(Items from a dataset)
_ _ _ _ _ _ _

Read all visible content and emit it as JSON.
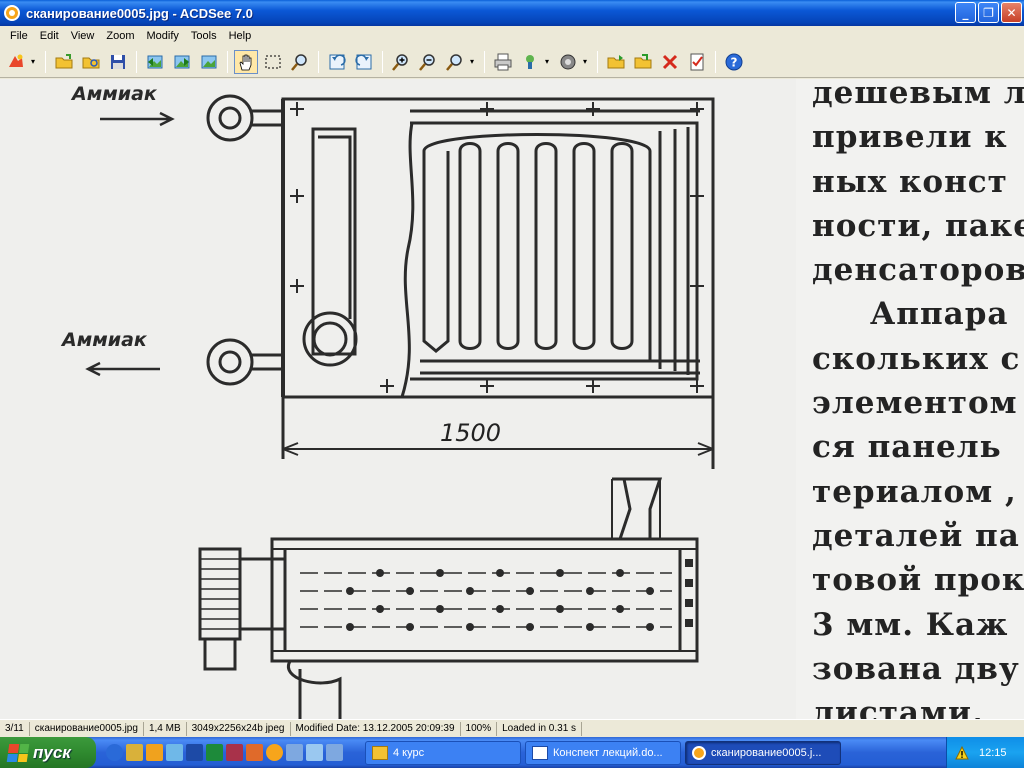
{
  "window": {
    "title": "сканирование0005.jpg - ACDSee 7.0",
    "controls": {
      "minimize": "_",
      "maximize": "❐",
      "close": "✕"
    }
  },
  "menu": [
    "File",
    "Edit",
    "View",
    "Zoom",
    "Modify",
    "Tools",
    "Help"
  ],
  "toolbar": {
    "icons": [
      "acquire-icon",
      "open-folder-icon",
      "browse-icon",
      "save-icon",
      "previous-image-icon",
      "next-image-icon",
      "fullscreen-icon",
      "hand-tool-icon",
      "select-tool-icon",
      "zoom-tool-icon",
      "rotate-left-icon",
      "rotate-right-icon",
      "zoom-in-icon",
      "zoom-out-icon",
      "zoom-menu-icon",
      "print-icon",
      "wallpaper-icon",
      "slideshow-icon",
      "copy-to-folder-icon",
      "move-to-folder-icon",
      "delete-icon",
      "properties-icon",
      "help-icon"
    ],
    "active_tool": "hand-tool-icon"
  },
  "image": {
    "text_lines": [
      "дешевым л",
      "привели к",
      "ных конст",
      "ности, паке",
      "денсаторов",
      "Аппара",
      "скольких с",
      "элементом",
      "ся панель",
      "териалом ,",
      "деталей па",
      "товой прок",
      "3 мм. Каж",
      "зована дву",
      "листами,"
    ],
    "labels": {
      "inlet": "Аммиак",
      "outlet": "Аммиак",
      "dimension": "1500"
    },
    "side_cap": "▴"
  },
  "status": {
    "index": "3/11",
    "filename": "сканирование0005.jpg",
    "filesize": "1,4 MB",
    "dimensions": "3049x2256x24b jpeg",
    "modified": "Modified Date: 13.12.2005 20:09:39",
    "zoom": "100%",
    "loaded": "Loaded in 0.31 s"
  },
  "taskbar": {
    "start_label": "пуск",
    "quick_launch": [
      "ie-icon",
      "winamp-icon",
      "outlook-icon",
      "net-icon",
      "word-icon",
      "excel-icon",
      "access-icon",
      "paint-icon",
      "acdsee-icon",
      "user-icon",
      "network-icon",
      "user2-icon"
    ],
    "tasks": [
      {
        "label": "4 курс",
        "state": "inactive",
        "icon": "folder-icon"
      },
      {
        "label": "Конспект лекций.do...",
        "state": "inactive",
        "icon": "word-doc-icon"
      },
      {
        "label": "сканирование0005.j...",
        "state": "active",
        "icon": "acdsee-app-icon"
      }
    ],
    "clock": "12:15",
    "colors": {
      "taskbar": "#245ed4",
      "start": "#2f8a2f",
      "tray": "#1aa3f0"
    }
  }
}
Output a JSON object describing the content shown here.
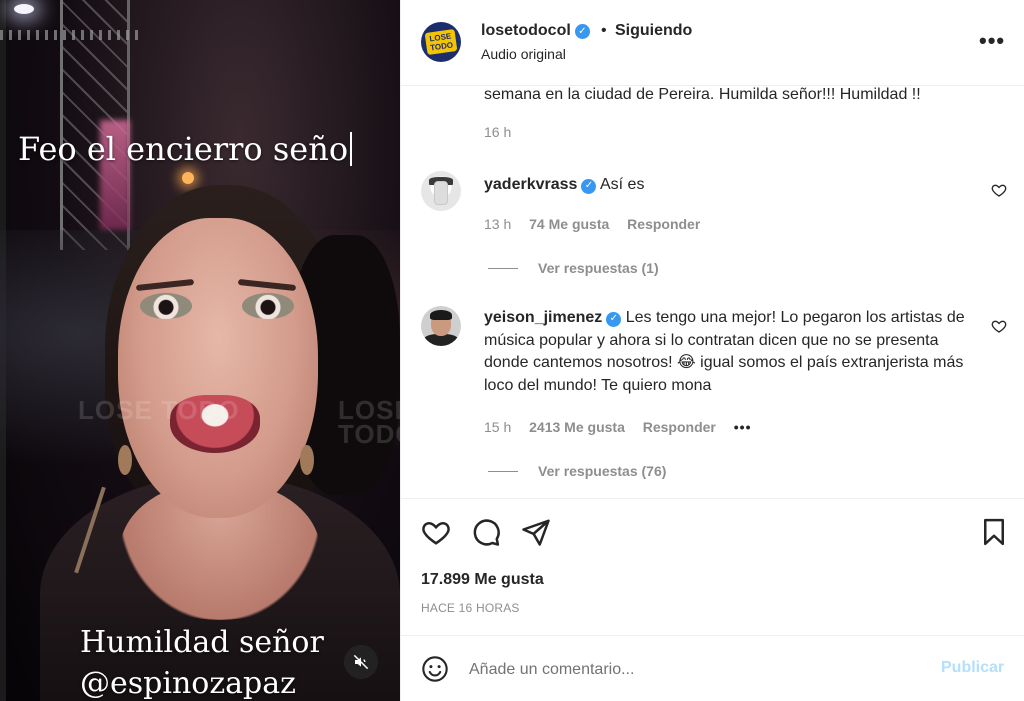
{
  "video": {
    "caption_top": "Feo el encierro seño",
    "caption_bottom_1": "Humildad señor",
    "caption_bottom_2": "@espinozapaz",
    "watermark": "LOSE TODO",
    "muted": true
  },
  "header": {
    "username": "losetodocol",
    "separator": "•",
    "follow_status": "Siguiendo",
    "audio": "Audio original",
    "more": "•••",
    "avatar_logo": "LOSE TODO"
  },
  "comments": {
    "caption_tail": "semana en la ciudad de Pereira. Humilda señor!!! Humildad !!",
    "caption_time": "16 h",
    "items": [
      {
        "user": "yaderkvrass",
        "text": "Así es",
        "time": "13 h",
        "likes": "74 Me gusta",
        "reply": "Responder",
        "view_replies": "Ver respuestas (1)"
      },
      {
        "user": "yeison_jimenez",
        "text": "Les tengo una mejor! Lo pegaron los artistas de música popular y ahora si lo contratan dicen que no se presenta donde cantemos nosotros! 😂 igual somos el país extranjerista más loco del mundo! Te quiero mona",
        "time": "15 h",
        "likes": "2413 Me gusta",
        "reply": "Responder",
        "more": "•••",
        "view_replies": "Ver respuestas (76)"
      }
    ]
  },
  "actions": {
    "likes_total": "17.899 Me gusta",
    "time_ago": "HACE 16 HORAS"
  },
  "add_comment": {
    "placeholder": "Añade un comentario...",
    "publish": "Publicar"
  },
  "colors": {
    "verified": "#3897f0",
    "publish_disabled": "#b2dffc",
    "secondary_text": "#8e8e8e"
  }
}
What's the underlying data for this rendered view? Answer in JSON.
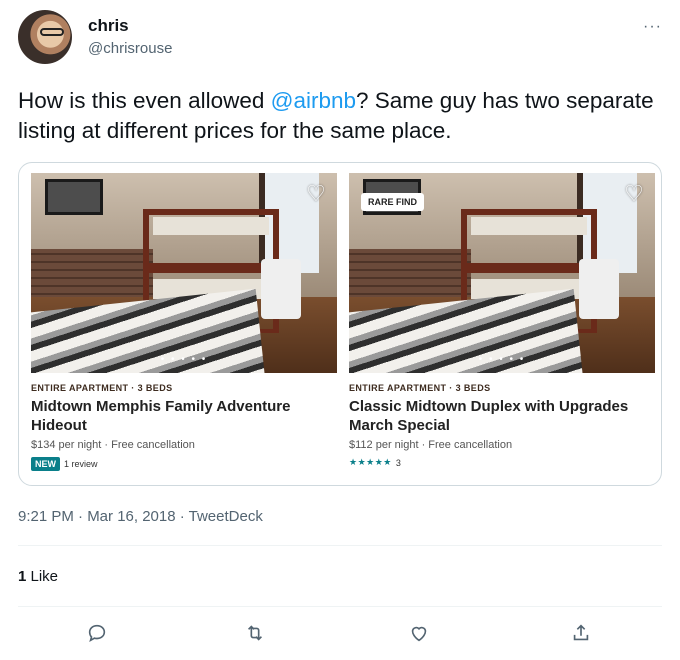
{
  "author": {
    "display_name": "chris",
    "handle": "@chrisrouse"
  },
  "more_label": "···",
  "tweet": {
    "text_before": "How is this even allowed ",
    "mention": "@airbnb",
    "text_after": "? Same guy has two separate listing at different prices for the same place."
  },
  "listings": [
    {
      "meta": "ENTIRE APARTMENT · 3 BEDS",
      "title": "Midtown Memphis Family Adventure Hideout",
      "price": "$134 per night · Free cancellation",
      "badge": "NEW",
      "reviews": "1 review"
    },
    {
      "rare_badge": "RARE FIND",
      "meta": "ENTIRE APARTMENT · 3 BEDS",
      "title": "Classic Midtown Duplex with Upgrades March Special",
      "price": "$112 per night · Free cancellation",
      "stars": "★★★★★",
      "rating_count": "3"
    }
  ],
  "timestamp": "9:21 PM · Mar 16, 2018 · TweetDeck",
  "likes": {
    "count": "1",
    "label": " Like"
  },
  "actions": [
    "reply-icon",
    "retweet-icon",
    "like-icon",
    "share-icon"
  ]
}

_ _ _ _ _ _ _

Your task: Make an exact copy of all entries above, dropping the images.

Response for this exercise:
Read all visible content and emit it as JSON.
{
  "window": {
    "title": "сканирование0005.jpg - ACDSee 7.0",
    "controls": {
      "minimize": "_",
      "maximize": "❐",
      "close": "✕"
    }
  },
  "menu": [
    "File",
    "Edit",
    "View",
    "Zoom",
    "Modify",
    "Tools",
    "Help"
  ],
  "toolbar": {
    "icons": [
      "acquire-icon",
      "open-folder-icon",
      "browse-icon",
      "save-icon",
      "previous-image-icon",
      "next-image-icon",
      "fullscreen-icon",
      "hand-tool-icon",
      "select-tool-icon",
      "zoom-tool-icon",
      "rotate-left-icon",
      "rotate-right-icon",
      "zoom-in-icon",
      "zoom-out-icon",
      "zoom-menu-icon",
      "print-icon",
      "wallpaper-icon",
      "slideshow-icon",
      "copy-to-folder-icon",
      "move-to-folder-icon",
      "delete-icon",
      "properties-icon",
      "help-icon"
    ],
    "active_tool": "hand-tool-icon"
  },
  "image": {
    "text_lines": [
      "дешевым л",
      "привели к",
      "ных конст",
      "ности, паке",
      "денсаторов",
      "Аппара",
      "скольких с",
      "элементом",
      "ся панель",
      "териалом ,",
      "деталей па",
      "товой прок",
      "3 мм. Каж",
      "зована дву",
      "листами,"
    ],
    "labels": {
      "inlet": "Аммиак",
      "outlet": "Аммиак",
      "dimension": "1500"
    },
    "side_cap": "▴"
  },
  "status": {
    "index": "3/11",
    "filename": "сканирование0005.jpg",
    "filesize": "1,4 MB",
    "dimensions": "3049x2256x24b jpeg",
    "modified": "Modified Date: 13.12.2005 20:09:39",
    "zoom": "100%",
    "loaded": "Loaded in 0.31 s"
  },
  "taskbar": {
    "start_label": "пуск",
    "quick_launch": [
      "ie-icon",
      "winamp-icon",
      "outlook-icon",
      "net-icon",
      "word-icon",
      "excel-icon",
      "access-icon",
      "paint-icon",
      "acdsee-icon",
      "user-icon",
      "network-icon",
      "user2-icon"
    ],
    "tasks": [
      {
        "label": "4 курс",
        "state": "inactive",
        "icon": "folder-icon"
      },
      {
        "label": "Конспект лекций.do...",
        "state": "inactive",
        "icon": "word-doc-icon"
      },
      {
        "label": "сканирование0005.j...",
        "state": "active",
        "icon": "acdsee-app-icon"
      }
    ],
    "clock": "12:15",
    "colors": {
      "taskbar": "#245ed4",
      "start": "#2f8a2f",
      "tray": "#1aa3f0"
    }
  }
}
Output a JSON object describing the content shown here.
{
  "video": {
    "caption_top": "Feo el encierro seño",
    "caption_bottom_1": "Humildad señor",
    "caption_bottom_2": "@espinozapaz",
    "watermark": "LOSE TODO",
    "muted": true
  },
  "header": {
    "username": "losetodocol",
    "separator": "•",
    "follow_status": "Siguiendo",
    "audio": "Audio original",
    "more": "•••",
    "avatar_logo": "LOSE TODO"
  },
  "comments": {
    "caption_tail": "semana en la ciudad de Pereira. Humilda señor!!! Humildad !!",
    "caption_time": "16 h",
    "items": [
      {
        "user": "yaderkvrass",
        "text": "Así es",
        "time": "13 h",
        "likes": "74 Me gusta",
        "reply": "Responder",
        "view_replies": "Ver respuestas (1)"
      },
      {
        "user": "yeison_jimenez",
        "text": "Les tengo una mejor! Lo pegaron los artistas de música popular y ahora si lo contratan dicen que no se presenta donde cantemos nosotros! 😂 igual somos el país extranjerista más loco del mundo! Te quiero mona",
        "time": "15 h",
        "likes": "2413 Me gusta",
        "reply": "Responder",
        "more": "•••",
        "view_replies": "Ver respuestas (76)"
      }
    ]
  },
  "actions": {
    "likes_total": "17.899 Me gusta",
    "time_ago": "HACE 16 HORAS"
  },
  "add_comment": {
    "placeholder": "Añade un comentario...",
    "publish": "Publicar"
  },
  "colors": {
    "verified": "#3897f0",
    "publish_disabled": "#b2dffc",
    "secondary_text": "#8e8e8e"
  }
}
What's the underlying data for this rendered view? Answer in JSON.
{
  "author": {
    "display_name": "chris",
    "handle": "@chrisrouse"
  },
  "more_label": "···",
  "tweet": {
    "text_before": "How is this even allowed ",
    "mention": "@airbnb",
    "text_after": "? Same guy has two separate listing at different prices for the same place."
  },
  "listings": [
    {
      "meta": "ENTIRE APARTMENT · 3 BEDS",
      "title": "Midtown Memphis Family Adventure Hideout",
      "price": "$134 per night · Free cancellation",
      "badge": "NEW",
      "reviews": "1 review"
    },
    {
      "rare_badge": "RARE FIND",
      "meta": "ENTIRE APARTMENT · 3 BEDS",
      "title": "Classic Midtown Duplex with Upgrades March Special",
      "price": "$112 per night · Free cancellation",
      "stars": "★★★★★",
      "rating_count": "3"
    }
  ],
  "timestamp": "9:21 PM · Mar 16, 2018 · TweetDeck",
  "likes": {
    "count": "1",
    "label": " Like"
  },
  "actions": [
    "reply-icon",
    "retweet-icon",
    "like-icon",
    "share-icon"
  ]
}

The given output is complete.